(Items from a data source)
******************************
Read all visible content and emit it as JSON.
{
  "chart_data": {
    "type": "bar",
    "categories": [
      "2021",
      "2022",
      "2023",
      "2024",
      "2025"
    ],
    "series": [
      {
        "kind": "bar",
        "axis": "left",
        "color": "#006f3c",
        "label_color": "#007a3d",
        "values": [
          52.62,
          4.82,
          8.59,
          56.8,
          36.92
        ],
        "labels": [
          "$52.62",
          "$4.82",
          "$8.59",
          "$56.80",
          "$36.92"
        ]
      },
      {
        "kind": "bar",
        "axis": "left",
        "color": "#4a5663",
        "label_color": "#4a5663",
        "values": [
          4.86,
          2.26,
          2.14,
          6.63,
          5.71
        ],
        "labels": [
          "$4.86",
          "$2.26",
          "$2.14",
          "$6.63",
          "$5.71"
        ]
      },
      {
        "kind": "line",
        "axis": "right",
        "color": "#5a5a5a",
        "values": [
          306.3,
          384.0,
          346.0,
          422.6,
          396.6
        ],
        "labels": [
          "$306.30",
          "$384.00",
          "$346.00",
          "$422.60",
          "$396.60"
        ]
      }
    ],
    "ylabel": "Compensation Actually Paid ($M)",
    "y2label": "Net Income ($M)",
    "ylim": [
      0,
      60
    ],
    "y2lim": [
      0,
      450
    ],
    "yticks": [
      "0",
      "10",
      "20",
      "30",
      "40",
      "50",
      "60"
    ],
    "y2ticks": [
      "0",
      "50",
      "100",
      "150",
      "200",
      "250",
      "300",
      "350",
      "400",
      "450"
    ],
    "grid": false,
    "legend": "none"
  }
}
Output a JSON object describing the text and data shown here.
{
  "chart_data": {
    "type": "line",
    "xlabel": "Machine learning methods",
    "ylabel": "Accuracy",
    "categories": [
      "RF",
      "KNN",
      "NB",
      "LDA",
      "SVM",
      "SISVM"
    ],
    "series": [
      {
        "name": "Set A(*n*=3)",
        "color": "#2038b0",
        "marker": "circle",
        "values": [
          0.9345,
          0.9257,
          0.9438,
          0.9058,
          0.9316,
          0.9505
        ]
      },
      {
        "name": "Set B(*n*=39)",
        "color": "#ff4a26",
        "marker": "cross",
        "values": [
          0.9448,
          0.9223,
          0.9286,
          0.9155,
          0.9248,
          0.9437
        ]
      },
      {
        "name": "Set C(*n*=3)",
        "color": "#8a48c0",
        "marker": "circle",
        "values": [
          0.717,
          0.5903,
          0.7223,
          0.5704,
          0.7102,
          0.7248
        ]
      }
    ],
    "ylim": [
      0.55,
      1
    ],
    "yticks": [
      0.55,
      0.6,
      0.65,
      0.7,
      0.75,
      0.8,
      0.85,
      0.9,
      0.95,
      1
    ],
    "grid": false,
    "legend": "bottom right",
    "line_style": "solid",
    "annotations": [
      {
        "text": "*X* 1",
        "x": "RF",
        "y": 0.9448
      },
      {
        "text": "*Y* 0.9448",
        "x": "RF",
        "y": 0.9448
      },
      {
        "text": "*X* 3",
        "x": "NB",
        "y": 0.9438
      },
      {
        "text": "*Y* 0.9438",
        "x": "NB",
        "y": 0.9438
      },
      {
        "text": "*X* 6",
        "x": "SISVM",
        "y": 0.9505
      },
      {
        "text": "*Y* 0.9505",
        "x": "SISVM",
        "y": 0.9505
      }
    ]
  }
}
******************************
Output each entry precisely as given.

*THE COMPLETED TASK*:
Read all visible content and emit it as JSON.
{
  "chart_data": {
    "type": "bar",
    "categories": [
      "2021",
      "2022",
      "2023",
      "2024",
      "2025"
    ],
    "series": [
      {
        "kind": "bar",
        "axis": "left",
        "color": "#006f3c",
        "label_color": "#007a3d",
        "values": [
          52.62,
          4.82,
          8.59,
          56.8,
          36.92
        ],
        "labels": [
          "$52.62",
          "$4.82",
          "$8.59",
          "$56.80",
          "$36.92"
        ]
      },
      {
        "kind": "bar",
        "axis": "left",
        "color": "#4a5663",
        "label_color": "#4a5663",
        "values": [
          4.86,
          2.26,
          2.14,
          6.63,
          5.71
        ],
        "labels": [
          "$4.86",
          "$2.26",
          "$2.14",
          "$6.63",
          "$5.71"
        ]
      },
      {
        "kind": "line",
        "axis": "right",
        "color": "#5a5a5a",
        "values": [
          306.3,
          384.0,
          346.0,
          422.6,
          396.6
        ],
        "labels": [
          "$306.30",
          "$384.00",
          "$346.00",
          "$422.60",
          "$396.60"
        ]
      }
    ],
    "ylabel": "Compensation Actually Paid ($M)",
    "y2label": "Net Income ($M)",
    "ylim": [
      0,
      60
    ],
    "y2lim": [
      0,
      450
    ],
    "yticks": [
      "0",
      "10",
      "20",
      "30",
      "40",
      "50",
      "60"
    ],
    "y2ticks": [
      "0",
      "50",
      "100",
      "150",
      "200",
      "250",
      "300",
      "350",
      "400",
      "450"
    ],
    "grid": false,
    "legend": "none"
  }
}
Output a JSON object describing the text and data shown here.
{
  "chart_data": {
    "type": "line",
    "xlabel": "Machine learning methods",
    "ylabel": "Accuracy",
    "categories": [
      "RF",
      "KNN",
      "NB",
      "LDA",
      "SVM",
      "SISVM"
    ],
    "series": [
      {
        "name": "Set A(*n*=3)",
        "color": "#2038b0",
        "marker": "circle",
        "values": [
          0.9345,
          0.9257,
          0.9438,
          0.9058,
          0.9316,
          0.9505
        ]
      },
      {
        "name": "Set B(*n*=39)",
        "color": "#ff4a26",
        "marker": "cross",
        "values": [
          0.9448,
          0.9223,
          0.9286,
          0.9155,
          0.9248,
          0.9437
        ]
      },
      {
        "name": "Set C(*n*=3)",
        "color": "#8a48c0",
        "marker": "circle",
        "values": [
          0.717,
          0.5903,
          0.7223,
          0.5704,
          0.7102,
          0.7248
        ]
      }
    ],
    "ylim": [
      0.55,
      1
    ],
    "yticks": [
      0.55,
      0.6,
      0.65,
      0.7,
      0.75,
      0.8,
      0.85,
      0.9,
      0.95,
      1
    ],
    "grid": false,
    "legend": "bottom right",
    "line_style": "solid",
    "annotations": [
      {
        "text": "*X* 1",
        "x": "RF",
        "y": 0.9448
      },
      {
        "text": "*Y* 0.9448",
        "x": "RF",
        "y": 0.9448
      },
      {
        "text": "*X* 3",
        "x": "NB",
        "y": 0.9438
      },
      {
        "text": "*Y* 0.9438",
        "x": "NB",
        "y": 0.9438
      },
      {
        "text": "*X* 6",
        "x": "SISVM",
        "y": 0.9505
      },
      {
        "text": "*Y* 0.9505",
        "x": "SISVM",
        "y": 0.9505
      }
    ]
  }
}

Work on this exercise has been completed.